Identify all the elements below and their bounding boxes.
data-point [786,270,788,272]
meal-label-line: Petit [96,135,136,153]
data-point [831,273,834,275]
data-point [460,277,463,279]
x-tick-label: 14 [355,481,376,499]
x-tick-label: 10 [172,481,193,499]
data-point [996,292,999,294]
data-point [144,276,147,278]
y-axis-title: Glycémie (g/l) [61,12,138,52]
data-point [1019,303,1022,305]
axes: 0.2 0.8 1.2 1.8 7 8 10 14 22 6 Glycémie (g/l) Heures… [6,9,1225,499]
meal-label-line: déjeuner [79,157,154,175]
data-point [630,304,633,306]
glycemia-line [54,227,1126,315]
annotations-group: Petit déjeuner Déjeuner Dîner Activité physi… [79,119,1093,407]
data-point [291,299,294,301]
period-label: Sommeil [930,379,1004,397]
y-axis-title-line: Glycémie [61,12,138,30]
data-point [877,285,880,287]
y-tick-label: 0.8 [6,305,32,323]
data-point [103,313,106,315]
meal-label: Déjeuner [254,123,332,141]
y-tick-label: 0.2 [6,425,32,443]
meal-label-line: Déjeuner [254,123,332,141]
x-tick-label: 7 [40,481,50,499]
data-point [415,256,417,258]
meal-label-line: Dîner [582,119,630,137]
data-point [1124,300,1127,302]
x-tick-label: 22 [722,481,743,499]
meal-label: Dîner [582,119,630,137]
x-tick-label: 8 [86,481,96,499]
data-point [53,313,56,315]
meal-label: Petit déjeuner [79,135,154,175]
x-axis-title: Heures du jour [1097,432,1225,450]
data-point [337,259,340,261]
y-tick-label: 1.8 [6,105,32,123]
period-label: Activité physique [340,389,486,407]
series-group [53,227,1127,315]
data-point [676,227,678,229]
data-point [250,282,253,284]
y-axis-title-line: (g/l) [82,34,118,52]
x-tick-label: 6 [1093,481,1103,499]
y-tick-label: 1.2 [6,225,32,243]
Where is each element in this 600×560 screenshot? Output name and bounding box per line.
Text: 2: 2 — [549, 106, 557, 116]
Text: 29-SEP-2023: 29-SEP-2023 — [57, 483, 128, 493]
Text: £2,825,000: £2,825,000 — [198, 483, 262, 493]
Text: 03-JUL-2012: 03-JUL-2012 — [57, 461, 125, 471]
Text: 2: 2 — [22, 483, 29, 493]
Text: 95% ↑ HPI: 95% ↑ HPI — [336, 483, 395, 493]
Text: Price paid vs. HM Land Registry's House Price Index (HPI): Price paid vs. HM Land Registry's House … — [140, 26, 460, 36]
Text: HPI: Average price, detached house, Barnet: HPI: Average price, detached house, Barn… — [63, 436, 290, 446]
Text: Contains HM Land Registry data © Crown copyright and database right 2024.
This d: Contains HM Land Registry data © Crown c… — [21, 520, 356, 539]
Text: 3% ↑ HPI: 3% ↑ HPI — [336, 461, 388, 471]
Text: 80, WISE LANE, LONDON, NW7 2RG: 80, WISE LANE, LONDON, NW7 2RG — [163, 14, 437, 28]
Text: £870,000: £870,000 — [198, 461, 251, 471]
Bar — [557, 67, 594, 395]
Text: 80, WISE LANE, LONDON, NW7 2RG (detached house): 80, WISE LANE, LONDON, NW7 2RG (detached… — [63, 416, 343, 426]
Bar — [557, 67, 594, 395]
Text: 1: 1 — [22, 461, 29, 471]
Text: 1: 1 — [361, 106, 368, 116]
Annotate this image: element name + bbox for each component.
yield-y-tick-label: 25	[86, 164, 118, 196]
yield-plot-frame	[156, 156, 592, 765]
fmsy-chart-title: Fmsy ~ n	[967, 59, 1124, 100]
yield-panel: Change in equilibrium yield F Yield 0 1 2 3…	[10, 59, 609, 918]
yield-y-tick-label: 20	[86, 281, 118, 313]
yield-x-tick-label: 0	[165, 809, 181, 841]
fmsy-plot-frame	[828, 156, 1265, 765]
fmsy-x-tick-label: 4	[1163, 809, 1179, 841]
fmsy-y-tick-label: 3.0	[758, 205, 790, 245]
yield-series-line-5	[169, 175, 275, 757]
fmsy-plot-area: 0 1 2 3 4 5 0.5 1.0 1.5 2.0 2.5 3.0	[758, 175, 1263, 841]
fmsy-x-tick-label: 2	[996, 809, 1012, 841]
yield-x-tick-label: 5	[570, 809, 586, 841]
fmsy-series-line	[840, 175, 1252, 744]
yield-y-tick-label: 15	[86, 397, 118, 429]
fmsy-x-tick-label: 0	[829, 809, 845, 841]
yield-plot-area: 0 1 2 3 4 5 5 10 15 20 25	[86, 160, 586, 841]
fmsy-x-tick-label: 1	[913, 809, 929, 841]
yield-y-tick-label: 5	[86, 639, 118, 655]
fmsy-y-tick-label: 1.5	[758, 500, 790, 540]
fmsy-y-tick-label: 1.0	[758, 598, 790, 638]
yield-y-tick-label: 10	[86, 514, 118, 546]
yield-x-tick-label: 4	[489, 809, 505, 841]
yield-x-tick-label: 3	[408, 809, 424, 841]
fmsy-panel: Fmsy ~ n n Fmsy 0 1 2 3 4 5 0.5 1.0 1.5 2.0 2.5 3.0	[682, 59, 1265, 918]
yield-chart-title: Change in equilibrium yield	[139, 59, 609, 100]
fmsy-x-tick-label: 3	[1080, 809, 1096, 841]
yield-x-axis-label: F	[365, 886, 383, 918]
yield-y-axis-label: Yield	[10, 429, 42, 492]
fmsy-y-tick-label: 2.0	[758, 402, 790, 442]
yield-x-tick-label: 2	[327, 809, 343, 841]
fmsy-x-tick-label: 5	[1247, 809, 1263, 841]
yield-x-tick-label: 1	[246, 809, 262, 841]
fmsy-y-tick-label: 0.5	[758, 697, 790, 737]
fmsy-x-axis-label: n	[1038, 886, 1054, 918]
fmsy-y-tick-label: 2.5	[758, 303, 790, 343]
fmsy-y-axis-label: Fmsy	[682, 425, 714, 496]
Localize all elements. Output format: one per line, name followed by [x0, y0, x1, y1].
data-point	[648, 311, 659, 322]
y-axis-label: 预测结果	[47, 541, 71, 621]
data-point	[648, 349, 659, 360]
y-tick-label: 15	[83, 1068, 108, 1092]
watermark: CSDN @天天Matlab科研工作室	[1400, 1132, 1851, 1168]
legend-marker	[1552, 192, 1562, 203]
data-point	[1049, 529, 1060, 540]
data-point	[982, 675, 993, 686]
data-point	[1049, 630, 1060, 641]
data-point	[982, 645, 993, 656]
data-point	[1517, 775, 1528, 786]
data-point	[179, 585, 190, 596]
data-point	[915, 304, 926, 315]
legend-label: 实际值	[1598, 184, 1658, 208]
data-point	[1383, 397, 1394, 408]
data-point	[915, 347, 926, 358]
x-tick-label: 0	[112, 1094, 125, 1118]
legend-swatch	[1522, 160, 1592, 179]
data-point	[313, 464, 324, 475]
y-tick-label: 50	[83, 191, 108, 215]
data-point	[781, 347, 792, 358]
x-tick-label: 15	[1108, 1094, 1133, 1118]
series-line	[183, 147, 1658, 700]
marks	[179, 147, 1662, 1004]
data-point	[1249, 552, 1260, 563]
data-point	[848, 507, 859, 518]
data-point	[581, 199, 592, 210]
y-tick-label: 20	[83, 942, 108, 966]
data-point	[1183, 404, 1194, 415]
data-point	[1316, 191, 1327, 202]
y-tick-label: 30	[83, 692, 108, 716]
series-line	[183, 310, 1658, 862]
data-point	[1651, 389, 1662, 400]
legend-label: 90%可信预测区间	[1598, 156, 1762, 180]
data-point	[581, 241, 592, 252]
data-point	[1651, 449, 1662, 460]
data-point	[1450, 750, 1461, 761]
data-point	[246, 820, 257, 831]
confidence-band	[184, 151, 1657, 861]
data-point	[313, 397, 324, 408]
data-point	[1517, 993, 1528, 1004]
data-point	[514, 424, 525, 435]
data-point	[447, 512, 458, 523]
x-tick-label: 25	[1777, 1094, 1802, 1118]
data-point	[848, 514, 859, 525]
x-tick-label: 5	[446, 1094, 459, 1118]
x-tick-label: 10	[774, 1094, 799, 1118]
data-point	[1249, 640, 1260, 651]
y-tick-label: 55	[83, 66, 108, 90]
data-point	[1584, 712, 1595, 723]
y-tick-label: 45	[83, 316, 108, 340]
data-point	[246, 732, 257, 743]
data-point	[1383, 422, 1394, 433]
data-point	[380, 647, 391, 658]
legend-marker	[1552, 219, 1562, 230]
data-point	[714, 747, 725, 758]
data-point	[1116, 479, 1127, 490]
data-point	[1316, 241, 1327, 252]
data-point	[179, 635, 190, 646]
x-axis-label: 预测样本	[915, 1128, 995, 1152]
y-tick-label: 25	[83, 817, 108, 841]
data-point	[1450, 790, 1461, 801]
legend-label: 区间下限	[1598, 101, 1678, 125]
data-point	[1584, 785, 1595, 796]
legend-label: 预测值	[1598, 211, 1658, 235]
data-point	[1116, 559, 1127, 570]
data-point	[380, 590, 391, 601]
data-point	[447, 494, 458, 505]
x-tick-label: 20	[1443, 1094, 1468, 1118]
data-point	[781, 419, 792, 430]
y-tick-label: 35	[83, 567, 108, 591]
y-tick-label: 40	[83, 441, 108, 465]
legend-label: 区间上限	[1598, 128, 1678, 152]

------------------------

STATED TASK: Rewrite the material as a Markdown table with the columns Row and Material line, starting at its first line and stopping after the line that contains "data-point [415,256,417,258]". Number each row, and leave out any blank lines.

OUTPUT FOR THIS TASK:
| Row | Material line |
|---|---|
| 1 | Identify all the elements below and their bounding boxes. |
| 2 | data-point [786,270,788,272] |
| 3 | meal-label-line: Petit [96,135,136,153] |
| 4 | data-point [831,273,834,275] |
| 5 | data-point [460,277,463,279] |
| 6 | x-tick-label: 14 [355,481,376,499] |
| 7 | x-tick-label: 10 [172,481,193,499] |
| 8 | data-point [996,292,999,294] |
| 9 | data-point [144,276,147,278] |
| 10 | y-axis-title: Glycémie (g/l) [61,12,138,52] |
| 11 | data-point [1019,303,1022,305] |
| 12 | axes: 0.2 0.8 1.2 1.8 7 8 10 14 22 6 Glycémie (g/l) Heures… [6,9,1225,499] |
| 13 | meal-label-line: déjeuner [79,157,154,175] |
| 14 | data-point [630,304,633,306] |
| 15 | glycemia-line [54,227,1126,315] |
| 16 | annotations-group: Petit déjeuner Déjeuner Dîner Activité physi… [79,119,1093,407] |
| 17 | data-point [291,299,294,301] |
| 18 | period-label: Sommeil [930,379,1004,397] |
| 19 | y-axis-title-line: Glycémie [61,12,138,30] |
| 20 | data-point [877,285,880,287] |
| 21 | y-tick-label: 0.8 [6,305,32,323] |
| 22 | data-point [103,313,106,315] |
| 23 | meal-label: Déjeuner [254,123,332,141] |
| 24 | y-tick-label: 0.2 [6,425,32,443] |
| 25 | meal-label-line: Déjeuner [254,123,332,141] |
| 26 | x-tick-label: 7 [40,481,50,499] |
| 27 | data-point [415,256,417,258] |